## TEXT EXCERPT
>>>

Predatory journals: What they are and how to avoid them
April 28th, 2022
10 min read.
If you have completed your research and written your paper, then congratulations to you! At this point, you would be super excited to get your research results published. After all, you have worked hard on it, and thus, your paper deserves to get greater visibility within the scientific community and among the public.
The good news is that it is easier than ever to get scientific research published in today's era of open access publishing. The open-access journals primarily operate on the author-pays business model where the author can get their study published online by paying a small amount of fee. Moreover, it allows authors to skip the print barrier while ensuring that their work is readily available to a broader audience. Many reputable publishers are setting up new open access journals to providing researchers platforms to submit and publish their studies.
However, what is crucial to understand is that not all journals are authentic. How and where you publish your research is vital to your success. The increasing popularity of open access journals has also given rise to less respectable and questionable predatory journals. These journals not only abuse the author's pay model but also risk the published research's integrity.
Also known as fraudulent, pseudo, hijacked, or deceptive journals, predatory journals are journals that claim to be legitimate scholarly journals, but they are fraud in reality. These scam journals misrepresent their publishing practices to attract authors. They are only interested in collecting fees upfront and don't provide the services that they promise. Most of these journals will take payments from the authors and never publish their work. Those who publish articles apply poor academic standards and practices in their peer-review and editorial processes. Sometimes they go to the extent to:
Falsely claiming to offer peer-review
Hide article processing charging information
Misrepresenting the journal's editorial board members
Violate scholarly ethics and copyrights
Thus, with all this into consideration, researchers need to do the legwork and find a trusted and reputed publication before submitting their research to any journal.
As the name suggests, predatory journals are only in the business to exploit researchers' situations under pressure to get their research papers published.
What's even more unethical is that some new and more recent predatory journals impersonate the renowned ones attracting authors to submit their work. As their websites are professional looking and they also advertise their memberships to professional bodies that promote good practices, it becomes hard for new and inexperienced researchers to tell the difference or identify predatory journals.
Before we share with you the best tips on how to avoid hijacked or deceptive journals, here is a quick overview of its history and why you need to avoid them.
Predatory Journals History—Their Beginning
The term 'Predatory Journal' was first coined by Jeffrey Beall— The University of Colorado's librarian who observed the exponential growth of these journals and noticed that they continue to charge author fees without complying with proper quality checking standards for paper submission or publishing. Their purpose was to make a profit and not ensure or promote the career progression of the researcher. He described them as counterfeit journals that exploit the open-access model. He said that they were dishonest and lacked transparency.
The practice of predatory journals began to rise in the first decade of the twenty-first century. To make it easy for new and inexperienced researchers to stay informed about which publication is ethical and not, Jeffrey Beall started making a list of unethical, predatory journals in 2008. Soon enough, the list included several thousand journals and publishers. In 2011, the list that Beall created included 18 predatory journals, but in 2018 that number grew to 923 publishers.
However, Beall was later forced to take it down due to political issues and a growing number of threats. Many journals, publishers, and the open-access community objected against Beall for his profound understanding of the deceptive/predatory journals.

<<<

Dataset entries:
>>>

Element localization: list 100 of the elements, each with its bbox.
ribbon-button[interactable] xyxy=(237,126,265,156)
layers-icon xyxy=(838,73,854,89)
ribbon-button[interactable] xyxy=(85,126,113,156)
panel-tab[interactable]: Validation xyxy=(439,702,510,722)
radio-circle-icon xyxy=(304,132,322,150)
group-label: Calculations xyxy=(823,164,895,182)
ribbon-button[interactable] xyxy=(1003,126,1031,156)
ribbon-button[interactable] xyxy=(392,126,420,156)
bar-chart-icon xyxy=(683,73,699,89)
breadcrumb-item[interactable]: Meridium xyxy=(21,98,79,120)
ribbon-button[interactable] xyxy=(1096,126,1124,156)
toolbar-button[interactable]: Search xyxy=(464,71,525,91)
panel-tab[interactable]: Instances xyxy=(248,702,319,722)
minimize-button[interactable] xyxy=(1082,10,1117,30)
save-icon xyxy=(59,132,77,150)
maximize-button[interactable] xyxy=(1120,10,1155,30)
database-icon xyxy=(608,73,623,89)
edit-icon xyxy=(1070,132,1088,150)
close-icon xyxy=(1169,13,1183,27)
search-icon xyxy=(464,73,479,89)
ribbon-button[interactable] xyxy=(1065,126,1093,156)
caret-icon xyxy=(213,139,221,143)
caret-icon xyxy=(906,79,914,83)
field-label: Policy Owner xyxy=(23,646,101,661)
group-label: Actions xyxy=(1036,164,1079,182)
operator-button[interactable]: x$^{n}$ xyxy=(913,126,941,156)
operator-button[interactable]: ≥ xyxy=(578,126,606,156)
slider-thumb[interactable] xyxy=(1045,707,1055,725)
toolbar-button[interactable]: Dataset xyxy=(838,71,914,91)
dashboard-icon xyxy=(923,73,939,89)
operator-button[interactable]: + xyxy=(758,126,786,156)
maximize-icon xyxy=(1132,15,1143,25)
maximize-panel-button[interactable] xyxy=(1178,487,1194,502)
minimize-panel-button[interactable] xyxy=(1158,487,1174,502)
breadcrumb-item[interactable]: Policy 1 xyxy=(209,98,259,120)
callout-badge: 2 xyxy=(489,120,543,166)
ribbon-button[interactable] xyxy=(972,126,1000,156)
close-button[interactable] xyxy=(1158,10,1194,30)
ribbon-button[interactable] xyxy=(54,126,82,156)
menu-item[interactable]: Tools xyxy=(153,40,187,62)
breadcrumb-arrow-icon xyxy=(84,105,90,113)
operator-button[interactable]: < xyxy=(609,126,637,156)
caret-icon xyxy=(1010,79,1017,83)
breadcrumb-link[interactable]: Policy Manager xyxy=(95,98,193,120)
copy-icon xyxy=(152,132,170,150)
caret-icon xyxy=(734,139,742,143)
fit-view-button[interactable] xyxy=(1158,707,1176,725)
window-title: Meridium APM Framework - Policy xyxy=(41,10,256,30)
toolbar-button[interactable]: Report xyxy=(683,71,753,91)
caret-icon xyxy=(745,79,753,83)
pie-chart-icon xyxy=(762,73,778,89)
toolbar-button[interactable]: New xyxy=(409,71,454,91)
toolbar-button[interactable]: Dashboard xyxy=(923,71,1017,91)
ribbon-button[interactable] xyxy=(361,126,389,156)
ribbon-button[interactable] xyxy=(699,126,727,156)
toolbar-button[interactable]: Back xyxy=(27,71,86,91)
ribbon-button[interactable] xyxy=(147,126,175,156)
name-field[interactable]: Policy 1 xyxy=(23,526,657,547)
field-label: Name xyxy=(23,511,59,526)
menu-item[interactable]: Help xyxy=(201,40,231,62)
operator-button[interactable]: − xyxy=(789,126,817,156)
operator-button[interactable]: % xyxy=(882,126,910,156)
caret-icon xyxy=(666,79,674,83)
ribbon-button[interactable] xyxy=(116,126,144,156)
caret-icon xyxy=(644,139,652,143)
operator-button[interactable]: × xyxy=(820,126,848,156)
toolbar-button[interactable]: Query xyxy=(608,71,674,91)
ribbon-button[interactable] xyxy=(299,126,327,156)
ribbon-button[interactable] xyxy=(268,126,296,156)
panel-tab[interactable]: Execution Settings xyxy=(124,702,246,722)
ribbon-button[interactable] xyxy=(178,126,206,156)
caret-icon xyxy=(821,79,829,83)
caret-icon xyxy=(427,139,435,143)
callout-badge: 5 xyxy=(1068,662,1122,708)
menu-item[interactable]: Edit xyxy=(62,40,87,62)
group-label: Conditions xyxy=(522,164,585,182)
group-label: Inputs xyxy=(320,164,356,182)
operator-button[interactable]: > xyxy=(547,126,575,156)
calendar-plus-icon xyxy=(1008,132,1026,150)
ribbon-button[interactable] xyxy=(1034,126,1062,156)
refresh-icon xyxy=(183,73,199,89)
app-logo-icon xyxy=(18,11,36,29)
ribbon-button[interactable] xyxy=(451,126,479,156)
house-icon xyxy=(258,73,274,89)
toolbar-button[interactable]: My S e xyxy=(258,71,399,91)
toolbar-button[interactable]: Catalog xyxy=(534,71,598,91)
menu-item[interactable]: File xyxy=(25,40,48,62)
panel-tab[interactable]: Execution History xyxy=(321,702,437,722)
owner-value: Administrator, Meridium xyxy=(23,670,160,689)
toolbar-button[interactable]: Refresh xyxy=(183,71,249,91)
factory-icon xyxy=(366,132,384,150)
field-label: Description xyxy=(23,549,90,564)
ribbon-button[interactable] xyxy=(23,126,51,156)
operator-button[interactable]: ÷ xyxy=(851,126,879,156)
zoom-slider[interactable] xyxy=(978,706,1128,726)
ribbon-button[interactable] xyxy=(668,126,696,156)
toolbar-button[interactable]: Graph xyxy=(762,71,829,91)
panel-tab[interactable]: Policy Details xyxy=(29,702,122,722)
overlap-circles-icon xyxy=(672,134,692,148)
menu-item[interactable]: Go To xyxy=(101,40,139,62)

<<<

## EXERCISE SET
[1] In the article on predatory journals, in what year did Jeffrey Beall start making his list of unethical, predatory journals?
[2] List all the other names for predatory journals given in the article on predatory journals.
[3] Quote the article on predatory journals word for word between "Predatory Journals History—Their" and "and lacked transparency.", inclusive.

## SOLUTIONS BY TASK
[1] 2008

[2] Fraudulent, pseudo, hijacked, and deceptive journals

[3]
Predatory Journals History—Their Beginning
The term 'Predatory Journal' was first coined by Jeffrey Beall— The University of Colorado's librarian who observed the exponential growth of these journals and noticed that they continue to charge author fees without complying with proper quality checking standards for paper submission or publishing. Their purpose was to make a profit and not ensure or promote the career progression of the researcher. He described them as counterfeit journals that exploit the open-access model. He said that they were dishonest and lacked transparency.